◆ Provided information ◆
◇ ◇ ◇ ◇
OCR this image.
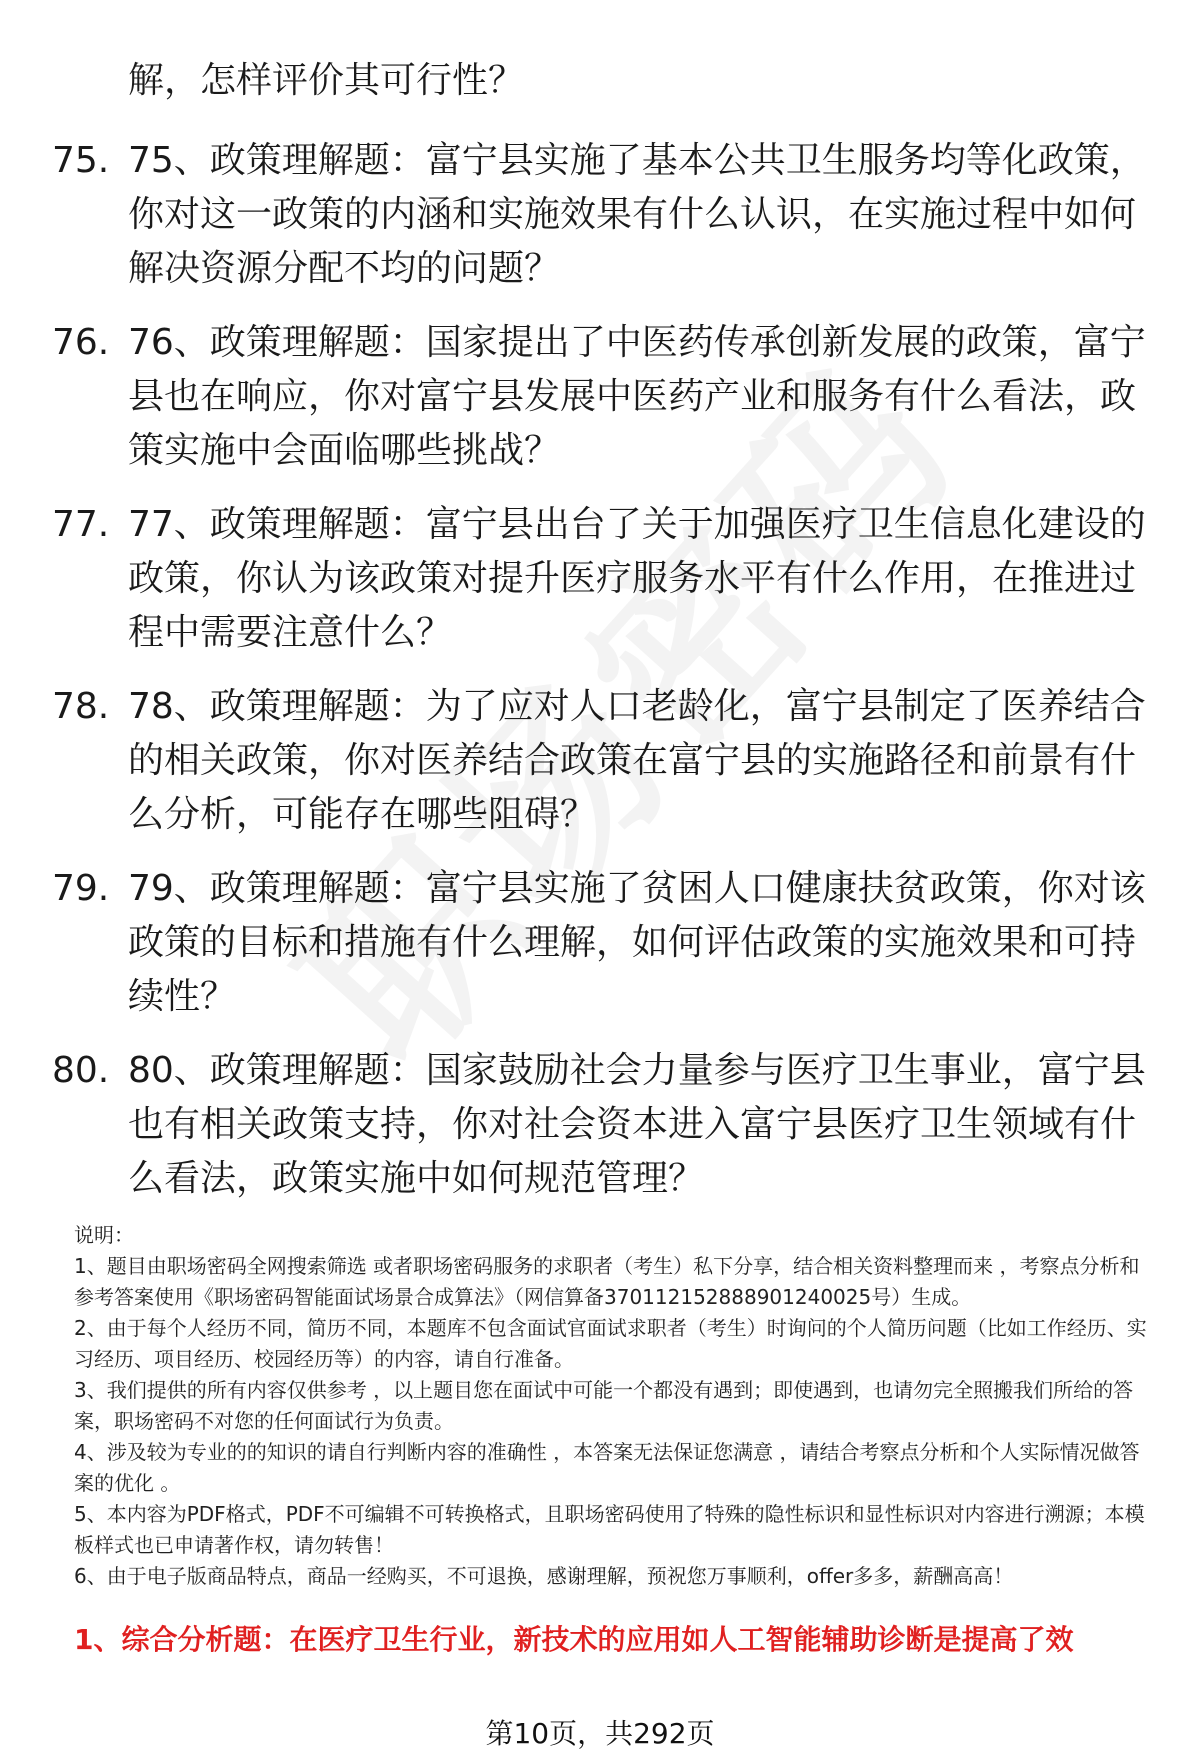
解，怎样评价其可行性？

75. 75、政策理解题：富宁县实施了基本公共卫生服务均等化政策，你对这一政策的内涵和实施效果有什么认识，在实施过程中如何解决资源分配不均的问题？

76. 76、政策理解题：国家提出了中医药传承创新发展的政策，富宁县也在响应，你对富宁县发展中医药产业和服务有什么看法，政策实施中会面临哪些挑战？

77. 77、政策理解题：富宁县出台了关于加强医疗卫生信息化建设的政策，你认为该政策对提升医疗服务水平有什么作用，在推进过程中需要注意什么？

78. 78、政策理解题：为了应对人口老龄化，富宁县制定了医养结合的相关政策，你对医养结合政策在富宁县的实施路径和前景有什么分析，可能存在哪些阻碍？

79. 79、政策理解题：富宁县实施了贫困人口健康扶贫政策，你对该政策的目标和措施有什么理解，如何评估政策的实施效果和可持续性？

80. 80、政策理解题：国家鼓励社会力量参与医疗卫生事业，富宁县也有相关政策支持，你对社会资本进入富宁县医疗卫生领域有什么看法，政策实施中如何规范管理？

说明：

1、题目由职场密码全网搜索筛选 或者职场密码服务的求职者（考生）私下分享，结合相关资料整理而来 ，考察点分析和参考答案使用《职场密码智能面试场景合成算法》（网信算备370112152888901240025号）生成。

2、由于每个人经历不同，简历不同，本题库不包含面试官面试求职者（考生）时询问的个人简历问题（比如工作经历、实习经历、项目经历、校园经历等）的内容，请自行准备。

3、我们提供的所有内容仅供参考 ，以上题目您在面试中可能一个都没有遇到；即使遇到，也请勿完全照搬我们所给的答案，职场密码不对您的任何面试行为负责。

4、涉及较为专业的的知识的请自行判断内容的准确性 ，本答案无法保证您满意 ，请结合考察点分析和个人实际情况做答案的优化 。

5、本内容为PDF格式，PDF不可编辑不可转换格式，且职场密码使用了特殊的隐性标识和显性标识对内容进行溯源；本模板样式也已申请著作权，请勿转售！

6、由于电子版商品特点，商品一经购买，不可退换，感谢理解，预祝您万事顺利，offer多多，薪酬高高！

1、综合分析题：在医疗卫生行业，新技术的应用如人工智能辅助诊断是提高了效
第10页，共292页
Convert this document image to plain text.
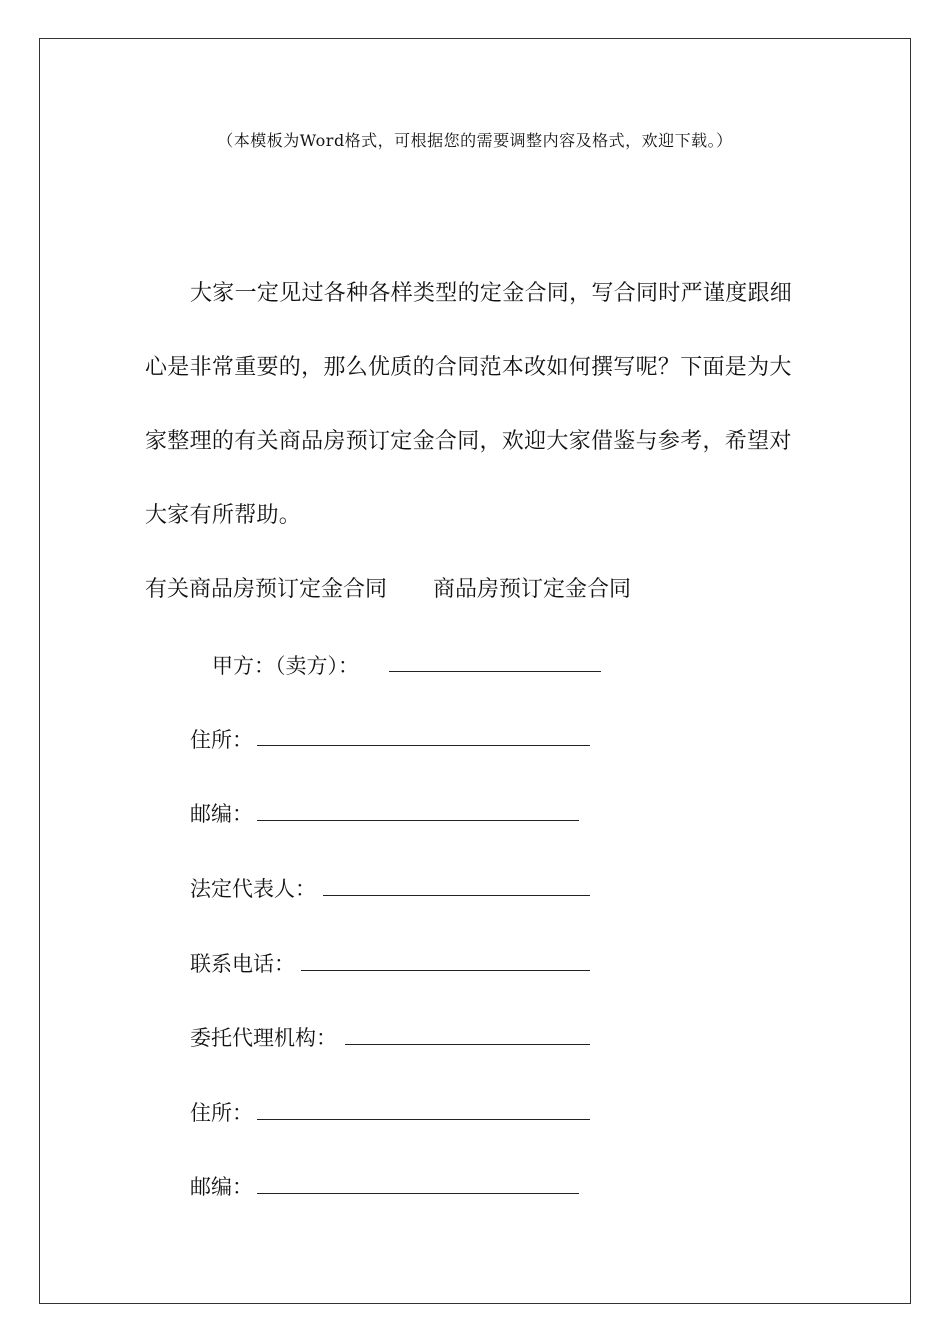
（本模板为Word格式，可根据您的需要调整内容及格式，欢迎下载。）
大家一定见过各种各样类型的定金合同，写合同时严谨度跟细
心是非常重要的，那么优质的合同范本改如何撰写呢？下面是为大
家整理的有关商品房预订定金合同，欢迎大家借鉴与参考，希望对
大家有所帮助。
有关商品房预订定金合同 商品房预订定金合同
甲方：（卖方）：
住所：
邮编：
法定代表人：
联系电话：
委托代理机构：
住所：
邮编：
◇ ◇ ◇ ◇
◆ Exercise objective ◆
Count the lines in the entries that hold the word "this", and give nothing but the total.

◆ Task response ◆
2